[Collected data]
╔══
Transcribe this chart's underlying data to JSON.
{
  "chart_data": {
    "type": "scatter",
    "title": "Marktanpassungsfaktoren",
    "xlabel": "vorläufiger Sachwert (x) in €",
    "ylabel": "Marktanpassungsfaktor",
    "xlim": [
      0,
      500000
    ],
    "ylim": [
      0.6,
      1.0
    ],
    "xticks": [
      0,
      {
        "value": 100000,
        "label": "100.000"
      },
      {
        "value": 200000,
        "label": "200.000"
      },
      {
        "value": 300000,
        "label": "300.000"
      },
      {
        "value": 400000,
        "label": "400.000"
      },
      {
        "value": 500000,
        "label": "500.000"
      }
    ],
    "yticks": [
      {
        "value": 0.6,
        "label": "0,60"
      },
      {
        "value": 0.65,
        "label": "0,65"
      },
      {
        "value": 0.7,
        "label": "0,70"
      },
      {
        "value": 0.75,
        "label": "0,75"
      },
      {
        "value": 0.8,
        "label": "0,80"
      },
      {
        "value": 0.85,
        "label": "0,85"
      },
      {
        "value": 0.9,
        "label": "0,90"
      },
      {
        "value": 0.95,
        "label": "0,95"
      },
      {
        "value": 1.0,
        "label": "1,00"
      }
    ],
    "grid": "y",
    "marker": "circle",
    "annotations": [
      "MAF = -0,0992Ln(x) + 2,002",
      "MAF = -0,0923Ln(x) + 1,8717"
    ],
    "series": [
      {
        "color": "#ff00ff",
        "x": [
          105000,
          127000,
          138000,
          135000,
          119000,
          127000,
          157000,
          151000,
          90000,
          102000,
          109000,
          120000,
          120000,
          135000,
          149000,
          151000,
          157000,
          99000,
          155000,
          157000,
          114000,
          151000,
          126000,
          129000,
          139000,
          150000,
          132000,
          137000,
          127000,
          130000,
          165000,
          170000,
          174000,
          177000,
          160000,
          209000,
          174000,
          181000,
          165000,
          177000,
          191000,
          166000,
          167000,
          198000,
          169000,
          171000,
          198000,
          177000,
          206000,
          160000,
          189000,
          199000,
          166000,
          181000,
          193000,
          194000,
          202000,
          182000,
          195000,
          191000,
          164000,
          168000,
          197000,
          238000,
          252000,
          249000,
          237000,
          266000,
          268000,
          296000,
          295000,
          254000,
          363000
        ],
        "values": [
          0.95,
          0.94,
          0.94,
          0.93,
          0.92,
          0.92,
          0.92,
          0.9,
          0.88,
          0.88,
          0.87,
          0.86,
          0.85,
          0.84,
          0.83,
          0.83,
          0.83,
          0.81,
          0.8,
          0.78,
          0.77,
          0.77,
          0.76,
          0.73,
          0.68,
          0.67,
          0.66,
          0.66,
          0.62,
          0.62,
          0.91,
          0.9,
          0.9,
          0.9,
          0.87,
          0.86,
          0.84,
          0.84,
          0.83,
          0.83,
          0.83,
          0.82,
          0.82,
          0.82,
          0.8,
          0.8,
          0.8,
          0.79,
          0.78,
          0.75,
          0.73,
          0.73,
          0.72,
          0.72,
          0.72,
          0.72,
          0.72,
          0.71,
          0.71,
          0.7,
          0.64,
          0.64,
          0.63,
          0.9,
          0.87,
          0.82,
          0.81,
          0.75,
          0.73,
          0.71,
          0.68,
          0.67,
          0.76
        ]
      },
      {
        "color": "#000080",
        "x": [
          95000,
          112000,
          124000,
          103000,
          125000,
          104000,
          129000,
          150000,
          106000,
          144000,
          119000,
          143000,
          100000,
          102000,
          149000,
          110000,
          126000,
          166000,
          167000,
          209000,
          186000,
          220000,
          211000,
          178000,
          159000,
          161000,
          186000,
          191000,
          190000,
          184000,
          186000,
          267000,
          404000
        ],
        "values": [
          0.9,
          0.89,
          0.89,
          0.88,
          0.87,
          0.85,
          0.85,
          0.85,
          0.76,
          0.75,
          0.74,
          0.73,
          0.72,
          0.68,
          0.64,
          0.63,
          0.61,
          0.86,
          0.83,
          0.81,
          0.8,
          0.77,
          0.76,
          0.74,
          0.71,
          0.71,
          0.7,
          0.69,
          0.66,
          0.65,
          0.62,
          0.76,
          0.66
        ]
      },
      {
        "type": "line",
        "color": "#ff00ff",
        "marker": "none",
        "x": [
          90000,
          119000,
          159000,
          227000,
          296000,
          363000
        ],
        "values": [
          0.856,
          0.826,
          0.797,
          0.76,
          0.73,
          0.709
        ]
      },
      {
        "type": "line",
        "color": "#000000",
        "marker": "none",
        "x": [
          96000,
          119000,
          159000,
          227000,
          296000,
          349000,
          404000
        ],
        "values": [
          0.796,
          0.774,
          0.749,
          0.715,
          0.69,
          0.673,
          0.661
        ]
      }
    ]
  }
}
╚══
Produce an exact copy of all the records.

--- Solution to this problem ---
Transcribe this chart's underlying data to JSON.
{
  "chart_data": {
    "type": "scatter",
    "title": "Marktanpassungsfaktoren",
    "xlabel": "vorläufiger Sachwert (x) in €",
    "ylabel": "Marktanpassungsfaktor",
    "xlim": [
      0,
      500000
    ],
    "ylim": [
      0.6,
      1.0
    ],
    "xticks": [
      0,
      {
        "value": 100000,
        "label": "100.000"
      },
      {
        "value": 200000,
        "label": "200.000"
      },
      {
        "value": 300000,
        "label": "300.000"
      },
      {
        "value": 400000,
        "label": "400.000"
      },
      {
        "value": 500000,
        "label": "500.000"
      }
    ],
    "yticks": [
      {
        "value": 0.6,
        "label": "0,60"
      },
      {
        "value": 0.65,
        "label": "0,65"
      },
      {
        "value": 0.7,
        "label": "0,70"
      },
      {
        "value": 0.75,
        "label": "0,75"
      },
      {
        "value": 0.8,
        "label": "0,80"
      },
      {
        "value": 0.85,
        "label": "0,85"
      },
      {
        "value": 0.9,
        "label": "0,90"
      },
      {
        "value": 0.95,
        "label": "0,95"
      },
      {
        "value": 1.0,
        "label": "1,00"
      }
    ],
    "grid": "y",
    "marker": "circle",
    "annotations": [
      "MAF = -0,0992Ln(x) + 2,002",
      "MAF = -0,0923Ln(x) + 1,8717"
    ],
    "series": [
      {
        "color": "#ff00ff",
        "x": [
          105000,
          127000,
          138000,
          135000,
          119000,
          127000,
          157000,
          151000,
          90000,
          102000,
          109000,
          120000,
          120000,
          135000,
          149000,
          151000,
          157000,
          99000,
          155000,
          157000,
          114000,
          151000,
          126000,
          129000,
          139000,
          150000,
          132000,
          137000,
          127000,
          130000,
          165000,
          170000,
          174000,
          177000,
          160000,
          209000,
          174000,
          181000,
          165000,
          177000,
          191000,
          166000,
          167000,
          198000,
          169000,
          171000,
          198000,
          177000,
          206000,
          160000,
          189000,
          199000,
          166000,
          181000,
          193000,
          194000,
          202000,
          182000,
          195000,
          191000,
          164000,
          168000,
          197000,
          238000,
          252000,
          249000,
          237000,
          266000,
          268000,
          296000,
          295000,
          254000,
          363000
        ],
        "values": [
          0.95,
          0.94,
          0.94,
          0.93,
          0.92,
          0.92,
          0.92,
          0.9,
          0.88,
          0.88,
          0.87,
          0.86,
          0.85,
          0.84,
          0.83,
          0.83,
          0.83,
          0.81,
          0.8,
          0.78,
          0.77,
          0.77,
          0.76,
          0.73,
          0.68,
          0.67,
          0.66,
          0.66,
          0.62,
          0.62,
          0.91,
          0.9,
          0.9,
          0.9,
          0.87,
          0.86,
          0.84,
          0.84,
          0.83,
          0.83,
          0.83,
          0.82,
          0.82,
          0.82,
          0.8,
          0.8,
          0.8,
          0.79,
          0.78,
          0.75,
          0.73,
          0.73,
          0.72,
          0.72,
          0.72,
          0.72,
          0.72,
          0.71,
          0.71,
          0.7,
          0.64,
          0.64,
          0.63,
          0.9,
          0.87,
          0.82,
          0.81,
          0.75,
          0.73,
          0.71,
          0.68,
          0.67,
          0.76
        ]
      },
      {
        "color": "#000080",
        "x": [
          95000,
          112000,
          124000,
          103000,
          125000,
          104000,
          129000,
          150000,
          106000,
          144000,
          119000,
          143000,
          100000,
          102000,
          149000,
          110000,
          126000,
          166000,
          167000,
          209000,
          186000,
          220000,
          211000,
          178000,
          159000,
          161000,
          186000,
          191000,
          190000,
          184000,
          186000,
          267000,
          404000
        ],
        "values": [
          0.9,
          0.89,
          0.89,
          0.88,
          0.87,
          0.85,
          0.85,
          0.85,
          0.76,
          0.75,
          0.74,
          0.73,
          0.72,
          0.68,
          0.64,
          0.63,
          0.61,
          0.86,
          0.83,
          0.81,
          0.8,
          0.77,
          0.76,
          0.74,
          0.71,
          0.71,
          0.7,
          0.69,
          0.66,
          0.65,
          0.62,
          0.76,
          0.66
        ]
      },
      {
        "type": "line",
        "color": "#ff00ff",
        "marker": "none",
        "x": [
          90000,
          119000,
          159000,
          227000,
          296000,
          363000
        ],
        "values": [
          0.856,
          0.826,
          0.797,
          0.76,
          0.73,
          0.709
        ]
      },
      {
        "type": "line",
        "color": "#000000",
        "marker": "none",
        "x": [
          96000,
          119000,
          159000,
          227000,
          296000,
          349000,
          404000
        ],
        "values": [
          0.796,
          0.774,
          0.749,
          0.715,
          0.69,
          0.673,
          0.661
        ]
      }
    ]
  }
}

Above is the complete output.